◆ **Action item**
Answer these questions from the page excerpt on global governance below.
1. In what year did the protests against the WTO meeting in Seattle take place?
2. Why has the presence of transnational NGOs escalated in the last few decades?
3. In what year did the G20 form as a leaders forum?

Third, despite decentralisation and a lack of authority, there is no doubt that forms of governance can be effective in specific issue areas. But questions arise as to the level of public oversight and democracy of these arrangements and as to whether these arrangements meet the needs of the world most vulnerable. Indeed, Luis Cabrera (2014) notes with the respect to the impact of the protests against the WTO meeting in Seattle in 1999 that this pointed to a democratic deficit and “many in the streets saw the WTO as a shadow global economic government, setting the rules of international trade for most of the world’s countries, but with little direct input from their peoples”. This concern was amplified by many of the socially regressive consequences of neo-liberal policymaking which prioritised the interests of capitalism over key points of public concern. Despite the development of elaborate forms of global governance set up by states and societal agents, there are still questions whether these forms of governance can be centralised and held to account to those people affected by these forms of decision making.

Lastly, civil society activity looms large as important driver for any effort in increasing the centralisation and accountability of global governance. While transnational forms of activism and civil society have an extensive history, the presence, activity and variety of transnational NGOs has escalated in the last few decades as the costs of organising and publicising activity have significantly decreased (Dryzek 2011: 215-16). This activity is due to the existence of information technology and global systems of media which enables communication and dialogue via various media technologies, actors and frameworks, and includes the activity of civil society groups and social movements with an array of political agendas. However, while not all civil society groups are cosmopolitan or progressive, it is also the case that civil society groups would likely differ over whether they support specific proposals for the centralisation of global governance and whether their groups should be involved in the system or be separate from it. In many respects most civil society actors remain focused on advancing the interests of those people they are attempting to protect and represent, rather than devoting scarce resources to advancing some form of grand systematic change.

Pathways to Government

These factors combine to indicate that the impediment to any notion of world government is not only states jealously guarding their sovereignty and power. It may well be the case that global governance serves to resist world government because of its complexity and the extremely variegated nature of the stakeholders in global governance. Indeed, the relatively recent development of the G20 may be instructive in this regard. At one level the G20 can be seen to be a recent effort of classic interstate diplomacy and summitry. But what is interesting in the G20 since its formation as a finance ministers forum in 1999 and a leaders forum in 2008 is the resistance from member states to developing any formalisation of the G20 or the development of an ongoing centralised secretariat. Despite this resistance, there has been the development of G20 working groups which include transgovernmental networks of government officials and outside experts with respect to specific policy areas and attempts by G20 leaders to engage various social sector networks with the policymaking activity of the G20 in the form of the Think 20 (think tanks), Labour 20, Business 20, Civil 20 and Youth 20 which include representatives from these sectors (Harris Rimmer, 2014). These networks indicate that innovations in global cooperation seems to be locked clearly into more elaborate forms of governance.

◆ **Supplied data**
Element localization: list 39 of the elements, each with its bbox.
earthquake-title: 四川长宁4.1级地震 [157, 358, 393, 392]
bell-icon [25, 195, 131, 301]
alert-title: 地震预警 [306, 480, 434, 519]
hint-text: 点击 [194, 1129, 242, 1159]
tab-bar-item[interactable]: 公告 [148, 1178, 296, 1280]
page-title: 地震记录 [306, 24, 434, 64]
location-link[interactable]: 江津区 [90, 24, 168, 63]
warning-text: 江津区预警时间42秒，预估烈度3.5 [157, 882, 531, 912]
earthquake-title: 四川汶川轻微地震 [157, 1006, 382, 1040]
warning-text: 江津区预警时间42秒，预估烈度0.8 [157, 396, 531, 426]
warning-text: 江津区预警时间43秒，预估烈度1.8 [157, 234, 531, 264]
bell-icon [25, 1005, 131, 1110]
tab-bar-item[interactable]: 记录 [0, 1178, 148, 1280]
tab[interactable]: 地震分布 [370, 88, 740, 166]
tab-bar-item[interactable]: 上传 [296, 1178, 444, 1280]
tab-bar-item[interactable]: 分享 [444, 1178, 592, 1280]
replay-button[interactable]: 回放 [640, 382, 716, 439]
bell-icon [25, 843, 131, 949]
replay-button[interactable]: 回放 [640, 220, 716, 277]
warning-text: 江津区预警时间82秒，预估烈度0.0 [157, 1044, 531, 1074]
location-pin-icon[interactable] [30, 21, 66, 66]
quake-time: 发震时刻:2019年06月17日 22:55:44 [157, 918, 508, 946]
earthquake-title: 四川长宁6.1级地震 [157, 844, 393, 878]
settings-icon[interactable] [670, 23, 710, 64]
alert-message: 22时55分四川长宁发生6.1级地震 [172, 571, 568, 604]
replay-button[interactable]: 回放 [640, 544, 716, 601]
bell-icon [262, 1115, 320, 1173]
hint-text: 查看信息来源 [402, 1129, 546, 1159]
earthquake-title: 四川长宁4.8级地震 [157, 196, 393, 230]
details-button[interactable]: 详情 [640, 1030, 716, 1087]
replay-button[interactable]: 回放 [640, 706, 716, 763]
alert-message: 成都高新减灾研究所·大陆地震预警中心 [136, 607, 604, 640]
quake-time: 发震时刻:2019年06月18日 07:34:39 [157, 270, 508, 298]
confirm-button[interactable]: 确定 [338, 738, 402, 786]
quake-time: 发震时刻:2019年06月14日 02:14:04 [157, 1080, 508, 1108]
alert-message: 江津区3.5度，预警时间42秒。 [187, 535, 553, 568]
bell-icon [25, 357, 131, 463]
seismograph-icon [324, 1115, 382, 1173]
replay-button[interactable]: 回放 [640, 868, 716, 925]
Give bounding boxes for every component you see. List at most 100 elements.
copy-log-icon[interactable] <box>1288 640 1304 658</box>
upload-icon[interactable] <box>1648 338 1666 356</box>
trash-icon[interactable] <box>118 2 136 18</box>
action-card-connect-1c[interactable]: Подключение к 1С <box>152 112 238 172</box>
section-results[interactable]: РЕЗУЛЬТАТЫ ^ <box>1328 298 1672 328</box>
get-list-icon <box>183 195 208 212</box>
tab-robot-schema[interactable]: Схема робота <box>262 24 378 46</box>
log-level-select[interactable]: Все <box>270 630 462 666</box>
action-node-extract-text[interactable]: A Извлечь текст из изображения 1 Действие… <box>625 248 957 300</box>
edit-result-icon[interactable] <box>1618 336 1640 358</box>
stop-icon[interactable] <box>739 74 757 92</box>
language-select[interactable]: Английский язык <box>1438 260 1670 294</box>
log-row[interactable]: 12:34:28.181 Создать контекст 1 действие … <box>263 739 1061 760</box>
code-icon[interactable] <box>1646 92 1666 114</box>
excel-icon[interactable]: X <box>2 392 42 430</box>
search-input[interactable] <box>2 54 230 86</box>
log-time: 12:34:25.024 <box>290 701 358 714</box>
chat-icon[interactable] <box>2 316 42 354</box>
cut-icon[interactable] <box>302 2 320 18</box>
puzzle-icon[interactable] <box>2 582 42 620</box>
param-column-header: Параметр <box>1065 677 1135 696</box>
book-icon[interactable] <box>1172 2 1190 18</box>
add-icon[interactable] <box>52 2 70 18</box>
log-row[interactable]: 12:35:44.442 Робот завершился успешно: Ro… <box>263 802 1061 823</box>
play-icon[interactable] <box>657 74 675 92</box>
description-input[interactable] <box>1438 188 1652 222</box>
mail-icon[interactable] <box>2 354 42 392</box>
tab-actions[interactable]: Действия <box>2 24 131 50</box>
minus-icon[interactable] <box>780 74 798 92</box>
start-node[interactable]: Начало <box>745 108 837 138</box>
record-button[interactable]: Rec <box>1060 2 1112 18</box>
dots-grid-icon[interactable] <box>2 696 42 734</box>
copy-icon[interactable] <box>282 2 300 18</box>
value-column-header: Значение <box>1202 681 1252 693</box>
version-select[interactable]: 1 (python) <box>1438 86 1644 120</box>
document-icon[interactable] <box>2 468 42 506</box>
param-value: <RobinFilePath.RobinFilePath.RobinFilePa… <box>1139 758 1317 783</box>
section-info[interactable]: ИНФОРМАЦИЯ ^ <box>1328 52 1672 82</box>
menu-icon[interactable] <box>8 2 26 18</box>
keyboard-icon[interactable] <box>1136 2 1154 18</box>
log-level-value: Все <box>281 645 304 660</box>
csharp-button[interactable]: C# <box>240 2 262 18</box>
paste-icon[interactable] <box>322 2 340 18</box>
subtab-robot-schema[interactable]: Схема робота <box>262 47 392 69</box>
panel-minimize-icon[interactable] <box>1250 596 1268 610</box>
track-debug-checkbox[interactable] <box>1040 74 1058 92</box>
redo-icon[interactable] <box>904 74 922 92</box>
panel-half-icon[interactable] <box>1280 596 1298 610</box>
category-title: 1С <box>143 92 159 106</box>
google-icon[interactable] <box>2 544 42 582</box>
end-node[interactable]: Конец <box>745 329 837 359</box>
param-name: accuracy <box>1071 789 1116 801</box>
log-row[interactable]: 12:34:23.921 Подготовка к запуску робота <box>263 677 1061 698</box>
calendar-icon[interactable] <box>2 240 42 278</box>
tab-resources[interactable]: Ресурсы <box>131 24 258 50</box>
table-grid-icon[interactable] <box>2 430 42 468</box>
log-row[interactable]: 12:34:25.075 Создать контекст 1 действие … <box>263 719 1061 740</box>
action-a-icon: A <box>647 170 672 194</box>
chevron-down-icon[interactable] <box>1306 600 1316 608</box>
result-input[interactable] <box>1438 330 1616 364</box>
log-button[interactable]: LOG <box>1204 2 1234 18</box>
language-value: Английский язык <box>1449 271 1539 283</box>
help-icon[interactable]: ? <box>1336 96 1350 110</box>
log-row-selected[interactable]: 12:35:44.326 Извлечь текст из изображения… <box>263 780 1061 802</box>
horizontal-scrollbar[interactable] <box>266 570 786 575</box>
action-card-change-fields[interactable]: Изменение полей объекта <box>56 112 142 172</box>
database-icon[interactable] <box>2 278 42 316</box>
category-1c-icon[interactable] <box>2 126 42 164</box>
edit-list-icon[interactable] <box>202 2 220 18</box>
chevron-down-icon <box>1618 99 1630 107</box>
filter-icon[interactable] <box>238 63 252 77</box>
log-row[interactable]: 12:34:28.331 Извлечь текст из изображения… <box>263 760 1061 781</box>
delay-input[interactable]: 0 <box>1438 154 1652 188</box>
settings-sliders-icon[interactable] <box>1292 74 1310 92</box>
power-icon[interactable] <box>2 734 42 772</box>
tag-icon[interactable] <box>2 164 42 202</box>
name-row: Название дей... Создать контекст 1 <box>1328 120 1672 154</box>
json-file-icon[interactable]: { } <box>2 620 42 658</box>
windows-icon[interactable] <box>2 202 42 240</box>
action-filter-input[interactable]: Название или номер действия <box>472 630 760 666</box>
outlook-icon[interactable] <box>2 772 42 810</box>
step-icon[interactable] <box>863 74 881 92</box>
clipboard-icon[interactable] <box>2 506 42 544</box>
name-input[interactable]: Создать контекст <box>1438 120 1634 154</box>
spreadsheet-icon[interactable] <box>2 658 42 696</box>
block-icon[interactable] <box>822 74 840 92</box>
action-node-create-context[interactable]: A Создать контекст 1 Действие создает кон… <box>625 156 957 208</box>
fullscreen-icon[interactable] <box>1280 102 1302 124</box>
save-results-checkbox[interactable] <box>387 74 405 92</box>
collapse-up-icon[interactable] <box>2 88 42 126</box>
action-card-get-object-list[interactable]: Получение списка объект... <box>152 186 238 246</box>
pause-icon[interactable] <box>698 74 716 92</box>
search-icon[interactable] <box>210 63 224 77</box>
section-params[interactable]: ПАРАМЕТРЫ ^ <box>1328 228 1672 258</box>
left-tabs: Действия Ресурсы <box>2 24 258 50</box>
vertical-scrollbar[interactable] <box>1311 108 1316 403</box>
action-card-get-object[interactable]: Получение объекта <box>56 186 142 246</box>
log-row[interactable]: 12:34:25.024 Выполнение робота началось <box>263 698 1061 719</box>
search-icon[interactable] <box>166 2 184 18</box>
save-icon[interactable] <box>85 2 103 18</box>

◆ **Written solution**
1. 1999
2. The costs of organising and publicising activity have significantly decreased.
3. 2008